Dataset excerpt
..........
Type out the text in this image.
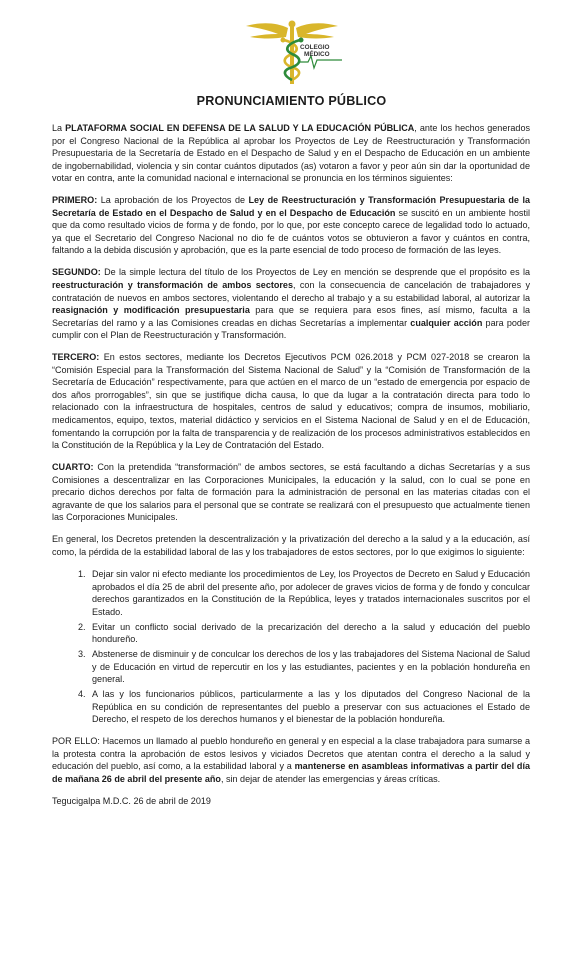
COLEGIO
MÉDICO
PRONUNCIAMIENTO PÚBLICO

La PLATAFORMA SOCIAL EN DEFENSA DE LA SALUD Y LA EDUCACIÓN PÚBLICA, ante los hechos generados por el Congreso Nacional de la República al aprobar los Proyectos de Ley de Reestructuración y Transformación Presupuestaria de la Secretaría de Estado en el Despacho de Salud y en el Despacho de Educación en un ambiente de ingobernabilidad, violencia y sin contar cuántos diputados (as) votaron a favor y peor aún sin dar la oportunidad de votar en contra, ante la comunidad nacional e internacional se pronuncia en los términos siguientes:

PRIMERO: La aprobación de los Proyectos de Ley de Reestructuración y Transformación Presupuestaria de la Secretaría de Estado en el Despacho de Salud y en el Despacho de Educación se suscitó en un ambiente hostil que da como resultado vicios de forma y de fondo, por lo que, por este concepto carece de legalidad todo lo actuado, ya que el Secretario del Congreso Nacional no dio fe de cuántos votos se obtuvieron a favor y cuántos en contra, faltando a la debida discusión y aprobación, que es la parte esencial de todo proceso de formación de las leyes.

SEGUNDO: De la simple lectura del título de los Proyectos de Ley en mención se desprende que el propósito es la reestructuración y transformación de ambos sectores, con la consecuencia de cancelación de trabajadores y contratación de nuevos en ambos sectores, violentando el derecho al trabajo y a su estabilidad laboral, al autorizar la reasignación y modificación presupuestaria para que se requiera para esos fines, así mismo, faculta a la Secretarías del ramo y a las Comisiones creadas en dichas Secretarías a implementar cualquier acción para poder cumplir con el Plan de Reestructuración y Transformación.

TERCERO: En estos sectores, mediante los Decretos Ejecutivos PCM 026.2018 y PCM 027-2018 se crearon la “Comisión Especial para la Transformación del Sistema Nacional de Salud” y la “Comisión de Transformación de la Secretaría de Educación” respectivamente, para que actúen en el marco de un “estado de emergencia por espacio de dos años prorrogables”, sin que se justifique dicha causa, lo que da lugar a la contratación directa para todo lo relacionado con la infraestructura de hospitales, centros de salud y educativos; compra de insumos, mobiliario, medicamentos, equipo, textos, material didáctico y servicios en el Sistema Nacional de Salud y en el de Educación, fomentando la corrupción por la falta de transparencia y de realización de los procesos administrativos establecidos en la Constitución de la República y la Ley de Contratación del Estado.

CUARTO: Con la pretendida “transformación” de ambos sectores, se está facultando a dichas Secretarías y a sus Comisiones a descentralizar en las Corporaciones Municipales, la educación y la salud, con lo cual se pone en precario dichos derechos por falta de formación para la administración de personal en las materias citadas con el agravante de que los salarios para el personal que se contrate se realizará con el presupuesto que actualmente tienen las Corporaciones Municipales.

En general, los Decretos pretenden la descentralización y la privatización del derecho a la salud y a la educación, así como, la pérdida de la estabilidad laboral de las y los trabajadores de estos sectores, por lo que exigimos lo siguiente:

1. Dejar sin valor ni efecto mediante los procedimientos de Ley, los Proyectos de Decreto en Salud y Educación aprobados el día 25 de abril del presente año, por adolecer de graves vicios de forma y de fondo y conculcar derechos garantizados en la Constitución de la República, leyes y tratados internacionales suscritos por el Estado.
2. Evitar un conflicto social derivado de la precarización del derecho a la salud y educación del pueblo hondureño.
3. Abstenerse de disminuir y de conculcar los derechos de los y las trabajadores del Sistema Nacional de Salud y de Educación en virtud de repercutir en los y las estudiantes, pacientes y en la población hondureña en general.
4. A las y los funcionarios públicos, particularmente a las y los diputados del Congreso Nacional de la República en su condición de representantes del pueblo a preservar con sus actuaciones el Estado de Derecho, el respeto de los derechos humanos y el bienestar de la población hondureña.

POR ELLO: Hacemos un llamado al pueblo hondureño en general y en especial a la clase trabajadora para sumarse a la protesta contra la aprobación de estos lesivos y viciados Decretos que atentan contra el derecho a la salud y educación del pueblo, así como, a la estabilidad laboral y a mantenerse en asambleas informativas a partir del día de mañana 26 de abril del presente año, sin dejar de atender las emergencias y áreas críticas.

Tegucigalpa M.D.C. 26 de abril de 2019
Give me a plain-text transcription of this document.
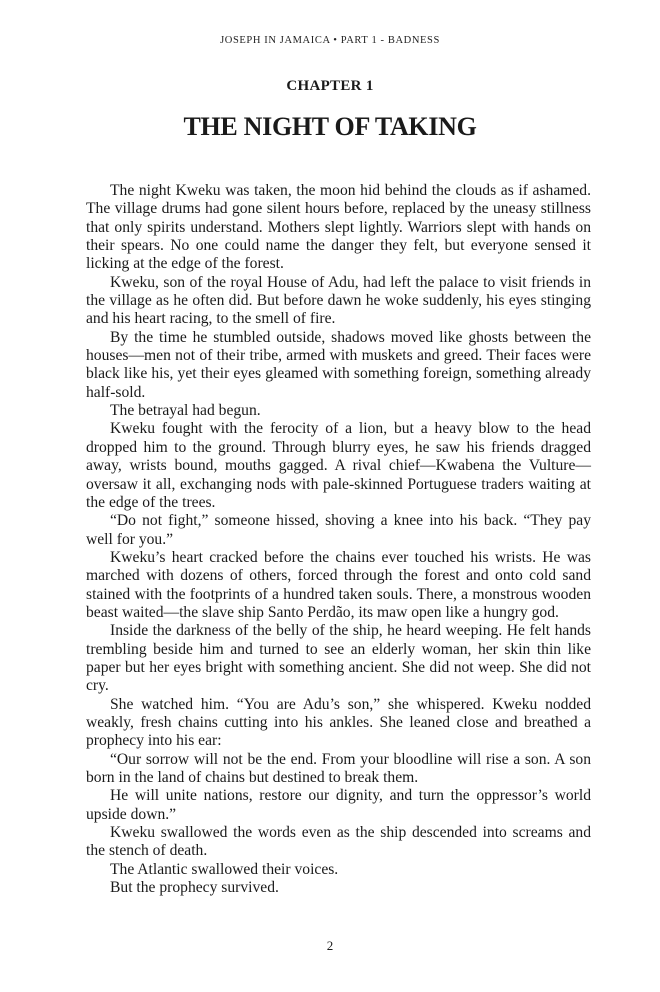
JOSEPH IN JAMAICA • PART 1 - BADNESS
CHAPTER 1
THE NIGHT OF TAKING

The night Kweku was taken, the moon hid behind the clouds as if ashamed. The village drums had gone silent hours before, replaced by the uneasy stillness that only spirits understand. Mothers slept lightly. Warriors slept with hands on their spears. No one could name the danger they felt, but everyone sensed it licking at the edge of the forest.

Kweku, son of the royal House of Adu, had left the palace to visit friends in the village as he often did. But before dawn he woke suddenly, his eyes stinging and his heart racing, to the smell of fire.

By the time he stumbled outside, shadows moved like ghosts between the houses—men not of their tribe, armed with muskets and greed. Their faces were black like his, yet their eyes gleamed with something foreign, something already half-sold.

The betrayal had begun.

Kweku fought with the ferocity of a lion, but a heavy blow to the head dropped him to the ground. Through blurry eyes, he saw his friends dragged away, wrists bound, mouths gagged. A rival chief—Kwabena the Vulture—oversaw it all, exchanging nods with pale-skinned Portuguese traders waiting at the edge of the trees.

“Do not fight,” someone hissed, shoving a knee into his back. “They pay well for you.”

Kweku’s heart cracked before the chains ever touched his wrists. He was marched with dozens of others, forced through the forest and onto cold sand stained with the footprints of a hundred taken souls. There, a monstrous wooden beast waited—the slave ship Santo Perdão, its maw open like a hungry god.

Inside the darkness of the belly of the ship, he heard weeping. He felt hands trembling beside him and turned to see an elderly woman, her skin thin like paper but her eyes bright with something ancient. She did not weep. She did not cry.

She watched him. “You are Adu’s son,” she whispered. Kweku nodded weakly, fresh chains cutting into his ankles. She leaned close and breathed a prophecy into his ear:

“Our sorrow will not be the end. From your bloodline will rise a son. A son born in the land of chains but destined to break them.

He will unite nations, restore our dignity, and turn the oppressor’s world upside down.”

Kweku swallowed the words even as the ship descended into screams and the stench of death.

The Atlantic swallowed their voices.

But the prophecy survived.

2
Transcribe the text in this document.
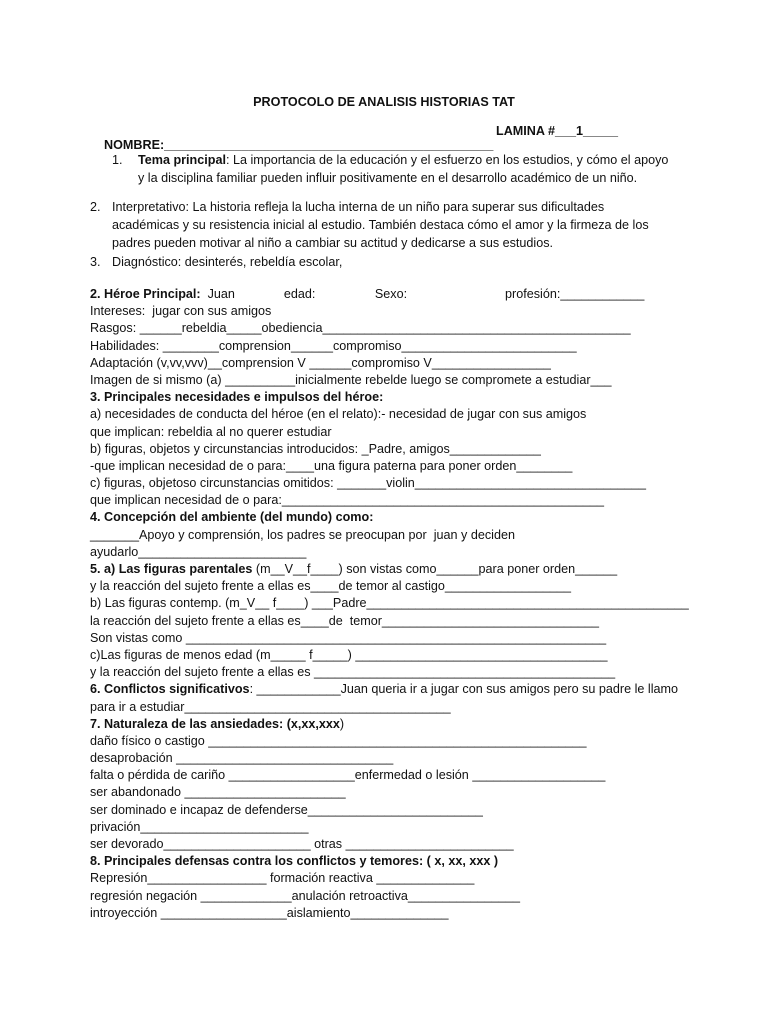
PROTOCOLO DE ANALISIS HISTORIAS TAT

NOMBRE:_______________________________________________

LAMINA #___1_____

1. Tema principal: La importancia de la educación y el esfuerzo en los estudios, y cómo el apoyo y la disciplina familiar pueden influir positivamente en el desarrollo académico de un niño.
2. Interpretativo: La historia refleja la lucha interna de un niño para superar sus dificultades académicas y su resistencia inicial al estudio. También destaca cómo el amor y la firmeza de los padres pueden motivar al niño a cambiar su actitud y dedicarse a sus estudios.
3. Diagnóstico: desinterés, rebeldía escolar,
2. Héroe Principal:  Juan              edad:                 Sexo:                            profesión:____________
Intereses:  jugar con sus amigos
Rasgos: ______rebeldia_____obediencia____________________________________________
Habilidades: ________comprension______compromiso_________________________
Adaptación (v,vv,vvv)__comprension V ______compromiso V_________________
Imagen de si mismo (a) __________inicialmente rebelde luego se compromete a estudiar___
3. Principales necesidades e impulsos del héroe:
a) necesidades de conducta del héroe (en el relato):- necesidad de jugar con sus amigos
que implican: rebeldia al no querer estudiar
b) figuras, objetos y circunstancias introducidos: _Padre, amigos_____________
-que implican necesidad de o para:____una figura paterna para poner orden________
c) figuras, objetoso circunstancias omitidos: _______violin_________________________________
que implican necesidad de o para:______________________________________________
4. Concepción del ambiente (del mundo) como:
_______Apoyo y comprensión, los padres se preocupan por  juan y deciden
ayudarlo________________________
5. a) Las figuras parentales (m__V__f____) son vistas como______para poner orden______
y la reacción del sujeto frente a ellas es____de temor al castigo__________________
b) Las figuras contemp. (m_V__ f____) ___Padre______________________________________________
la reacción del sujeto frente a ellas es____de  temor_______________________________
Son vistas como ____________________________________________________________
c)Las figuras de menos edad (m_____ f_____) ____________________________________
y la reacción del sujeto frente a ellas es ___________________________________________
6. Conflictos significativos: ____________Juan queria ir a jugar con sus amigos pero su padre le llamo
para ir a estudiar______________________________________
7. Naturaleza de las ansiedades: (x,xx,xxx)
daño físico o castigo ______________________________________________________
desaprobación _______________________________
falta o pérdida de cariño __________________enfermedad o lesión ___________________
ser abandonado _______________________
ser dominado e incapaz de defenderse_________________________
privación________________________
ser devorado_____________________ otras ________________________
8. Principales defensas contra los conflictos y temores: ( x, xx, xxx )
Represión_________________ formación reactiva ______________
regresión negación _____________anulación retroactiva________________
introyección __________________aislamiento______________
..........
What you are asked to do> Where a line in the material contains "Congreso", copy that line.

Response to the exercise>
La PLATAFORMA SOCIAL EN DEFENSA DE LA SALUD Y LA EDUCACIÓN PÚBLICA, ante los hechos generados por el Congreso Nacional de la República al aprobar los Proyectos de Ley de Reestructuración y Transformación Presupuestaria de la Secretaría de Estado en el Despacho de Salud y en el Despacho de Educación en un ambiente de ingobernabilidad, violencia y sin contar cuántos diputados (as) votaron a favor y peor aún sin dar la oportunidad de votar en contra, ante la comunidad nacional e internacional se pronuncia en los términos siguientes:
PRIMERO: La aprobación de los Proyectos de Ley de Reestructuración y Transformación Presupuestaria de la Secretaría de Estado en el Despacho de Salud y en el Despacho de Educación se suscitó en un ambiente hostil que da como resultado vicios de forma y de fondo, por lo que, por este concepto carece de legalidad todo lo actuado, ya que el Secretario del Congreso Nacional no dio fe de cuántos votos se obtuvieron a favor y cuántos en contra, faltando a la debida discusión y aprobación, que es la parte esencial de todo proceso de formación de las leyes.
4. A las y los funcionarios públicos, particularmente a las y los diputados del Congreso Nacional de la República en su condición de representantes del pueblo a preservar con sus actuaciones el Estado de Derecho, el respeto de los derechos humanos y el bienestar de la población hondureña.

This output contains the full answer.